* WORK INSTRUCTIONS: Read the lines that follow and pick out every one containing the word "address".

----

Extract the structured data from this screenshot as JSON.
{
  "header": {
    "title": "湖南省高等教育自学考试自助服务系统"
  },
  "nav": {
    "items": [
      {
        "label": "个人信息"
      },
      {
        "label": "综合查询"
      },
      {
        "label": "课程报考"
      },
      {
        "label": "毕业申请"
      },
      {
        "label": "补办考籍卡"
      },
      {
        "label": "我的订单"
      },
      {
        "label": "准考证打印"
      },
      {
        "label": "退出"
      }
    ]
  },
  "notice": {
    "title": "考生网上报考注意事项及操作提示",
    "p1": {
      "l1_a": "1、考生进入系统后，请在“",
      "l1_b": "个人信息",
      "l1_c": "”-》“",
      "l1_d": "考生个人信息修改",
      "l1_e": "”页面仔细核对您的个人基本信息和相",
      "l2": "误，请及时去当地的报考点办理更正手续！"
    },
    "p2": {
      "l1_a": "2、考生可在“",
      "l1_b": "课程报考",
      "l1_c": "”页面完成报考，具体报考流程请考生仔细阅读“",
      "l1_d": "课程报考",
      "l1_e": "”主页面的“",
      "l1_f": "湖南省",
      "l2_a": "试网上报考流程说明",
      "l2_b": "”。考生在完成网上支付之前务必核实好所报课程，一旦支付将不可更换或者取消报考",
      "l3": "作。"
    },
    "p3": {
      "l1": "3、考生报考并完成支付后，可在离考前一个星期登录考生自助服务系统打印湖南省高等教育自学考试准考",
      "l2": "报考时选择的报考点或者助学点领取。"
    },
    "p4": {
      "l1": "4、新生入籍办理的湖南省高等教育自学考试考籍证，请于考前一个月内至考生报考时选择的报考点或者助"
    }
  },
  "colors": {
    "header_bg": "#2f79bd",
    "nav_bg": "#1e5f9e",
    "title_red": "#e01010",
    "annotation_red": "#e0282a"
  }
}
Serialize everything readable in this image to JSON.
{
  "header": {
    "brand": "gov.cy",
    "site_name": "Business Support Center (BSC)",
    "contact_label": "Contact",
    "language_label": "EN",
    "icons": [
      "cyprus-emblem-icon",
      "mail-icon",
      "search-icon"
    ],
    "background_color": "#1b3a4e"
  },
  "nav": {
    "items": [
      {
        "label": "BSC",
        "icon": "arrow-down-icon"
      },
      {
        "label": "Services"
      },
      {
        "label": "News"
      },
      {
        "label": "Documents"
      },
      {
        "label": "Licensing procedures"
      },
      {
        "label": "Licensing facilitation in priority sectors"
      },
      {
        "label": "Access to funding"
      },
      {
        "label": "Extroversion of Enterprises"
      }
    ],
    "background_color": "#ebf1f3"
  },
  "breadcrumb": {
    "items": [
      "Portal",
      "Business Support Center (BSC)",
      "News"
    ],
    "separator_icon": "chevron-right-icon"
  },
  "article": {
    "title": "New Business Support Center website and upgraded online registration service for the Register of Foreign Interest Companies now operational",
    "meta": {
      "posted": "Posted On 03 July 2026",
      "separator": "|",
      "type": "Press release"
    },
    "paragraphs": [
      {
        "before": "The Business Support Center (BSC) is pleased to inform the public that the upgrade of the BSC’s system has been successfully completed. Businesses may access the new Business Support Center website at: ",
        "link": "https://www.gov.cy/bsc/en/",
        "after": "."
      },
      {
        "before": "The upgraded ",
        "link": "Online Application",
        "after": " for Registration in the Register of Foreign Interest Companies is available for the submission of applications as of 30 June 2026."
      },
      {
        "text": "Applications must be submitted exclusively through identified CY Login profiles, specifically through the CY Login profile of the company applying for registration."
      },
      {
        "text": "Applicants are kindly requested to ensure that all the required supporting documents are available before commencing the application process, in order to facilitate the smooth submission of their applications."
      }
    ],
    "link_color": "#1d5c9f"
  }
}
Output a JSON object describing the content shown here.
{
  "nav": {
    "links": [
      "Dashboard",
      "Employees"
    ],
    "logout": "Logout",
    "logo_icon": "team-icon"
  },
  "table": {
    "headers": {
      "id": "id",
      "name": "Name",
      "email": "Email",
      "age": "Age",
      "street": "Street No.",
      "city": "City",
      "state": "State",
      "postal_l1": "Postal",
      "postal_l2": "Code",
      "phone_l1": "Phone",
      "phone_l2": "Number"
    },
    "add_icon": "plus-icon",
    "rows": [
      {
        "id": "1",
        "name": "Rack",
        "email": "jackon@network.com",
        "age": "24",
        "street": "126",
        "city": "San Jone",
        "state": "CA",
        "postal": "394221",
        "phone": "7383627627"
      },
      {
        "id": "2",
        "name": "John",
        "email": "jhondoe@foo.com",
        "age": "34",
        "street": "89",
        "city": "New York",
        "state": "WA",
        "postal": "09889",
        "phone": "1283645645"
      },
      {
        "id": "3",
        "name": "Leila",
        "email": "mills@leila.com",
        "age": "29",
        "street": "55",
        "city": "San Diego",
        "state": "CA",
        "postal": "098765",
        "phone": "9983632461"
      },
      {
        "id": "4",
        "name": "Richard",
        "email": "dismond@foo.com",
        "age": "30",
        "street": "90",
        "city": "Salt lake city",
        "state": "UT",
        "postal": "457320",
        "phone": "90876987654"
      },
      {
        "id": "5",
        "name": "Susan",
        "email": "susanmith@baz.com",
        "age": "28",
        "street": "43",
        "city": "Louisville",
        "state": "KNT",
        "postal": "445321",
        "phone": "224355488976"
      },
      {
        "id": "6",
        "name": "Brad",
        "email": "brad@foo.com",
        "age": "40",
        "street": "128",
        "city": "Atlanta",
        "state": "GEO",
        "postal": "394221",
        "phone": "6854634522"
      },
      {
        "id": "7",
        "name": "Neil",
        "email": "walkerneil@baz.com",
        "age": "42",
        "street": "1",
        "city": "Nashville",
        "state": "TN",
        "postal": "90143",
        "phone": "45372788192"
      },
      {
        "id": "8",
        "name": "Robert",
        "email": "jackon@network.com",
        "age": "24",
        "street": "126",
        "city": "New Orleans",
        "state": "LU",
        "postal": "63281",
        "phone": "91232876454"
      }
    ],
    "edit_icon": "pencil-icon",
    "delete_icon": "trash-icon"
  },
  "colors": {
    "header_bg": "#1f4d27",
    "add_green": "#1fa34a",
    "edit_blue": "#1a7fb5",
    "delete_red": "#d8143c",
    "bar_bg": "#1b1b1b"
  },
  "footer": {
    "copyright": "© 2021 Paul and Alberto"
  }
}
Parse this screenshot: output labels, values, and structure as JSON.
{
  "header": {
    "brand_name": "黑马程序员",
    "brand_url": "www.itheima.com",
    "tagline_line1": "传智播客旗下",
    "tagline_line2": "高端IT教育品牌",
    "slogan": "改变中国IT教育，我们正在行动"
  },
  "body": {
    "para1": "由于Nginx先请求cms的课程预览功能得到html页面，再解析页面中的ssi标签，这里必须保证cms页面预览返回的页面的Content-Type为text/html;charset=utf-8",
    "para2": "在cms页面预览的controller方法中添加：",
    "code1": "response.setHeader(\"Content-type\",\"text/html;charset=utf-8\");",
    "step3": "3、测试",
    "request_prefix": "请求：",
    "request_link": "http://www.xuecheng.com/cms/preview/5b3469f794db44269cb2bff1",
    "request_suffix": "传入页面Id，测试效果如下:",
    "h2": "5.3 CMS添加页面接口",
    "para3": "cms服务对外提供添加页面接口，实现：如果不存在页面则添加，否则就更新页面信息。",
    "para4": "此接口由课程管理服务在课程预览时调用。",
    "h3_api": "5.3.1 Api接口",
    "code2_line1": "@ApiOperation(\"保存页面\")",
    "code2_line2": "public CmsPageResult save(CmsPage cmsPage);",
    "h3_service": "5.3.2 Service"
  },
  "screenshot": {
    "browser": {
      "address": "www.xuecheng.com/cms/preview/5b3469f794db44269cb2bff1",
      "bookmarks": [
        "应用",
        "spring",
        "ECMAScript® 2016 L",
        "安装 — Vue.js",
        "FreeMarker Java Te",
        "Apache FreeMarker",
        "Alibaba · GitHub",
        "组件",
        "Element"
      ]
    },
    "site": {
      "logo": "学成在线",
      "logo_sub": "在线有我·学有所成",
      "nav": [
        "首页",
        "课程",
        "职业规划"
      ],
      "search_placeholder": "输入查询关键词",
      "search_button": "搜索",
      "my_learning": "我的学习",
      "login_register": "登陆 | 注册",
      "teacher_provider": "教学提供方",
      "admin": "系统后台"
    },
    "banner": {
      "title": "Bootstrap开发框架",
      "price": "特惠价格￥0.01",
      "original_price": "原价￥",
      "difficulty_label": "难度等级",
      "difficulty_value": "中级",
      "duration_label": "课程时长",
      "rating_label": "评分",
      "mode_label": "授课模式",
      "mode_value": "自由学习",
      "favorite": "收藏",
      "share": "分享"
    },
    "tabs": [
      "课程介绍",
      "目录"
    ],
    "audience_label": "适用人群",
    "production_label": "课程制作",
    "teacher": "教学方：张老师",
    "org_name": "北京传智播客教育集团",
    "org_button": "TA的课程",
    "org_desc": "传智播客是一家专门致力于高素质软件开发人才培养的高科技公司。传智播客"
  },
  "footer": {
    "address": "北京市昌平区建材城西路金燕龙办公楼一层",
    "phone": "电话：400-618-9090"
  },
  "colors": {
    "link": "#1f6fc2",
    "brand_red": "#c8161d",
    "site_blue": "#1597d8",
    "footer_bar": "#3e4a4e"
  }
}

----

* FULL RESPONSE:
      "address": "www.xuecheng.com/cms/preview/5b3469f794db44269cb2bff1",
    "address": "北京市昌平区建材城西路金燕龙办公楼一层",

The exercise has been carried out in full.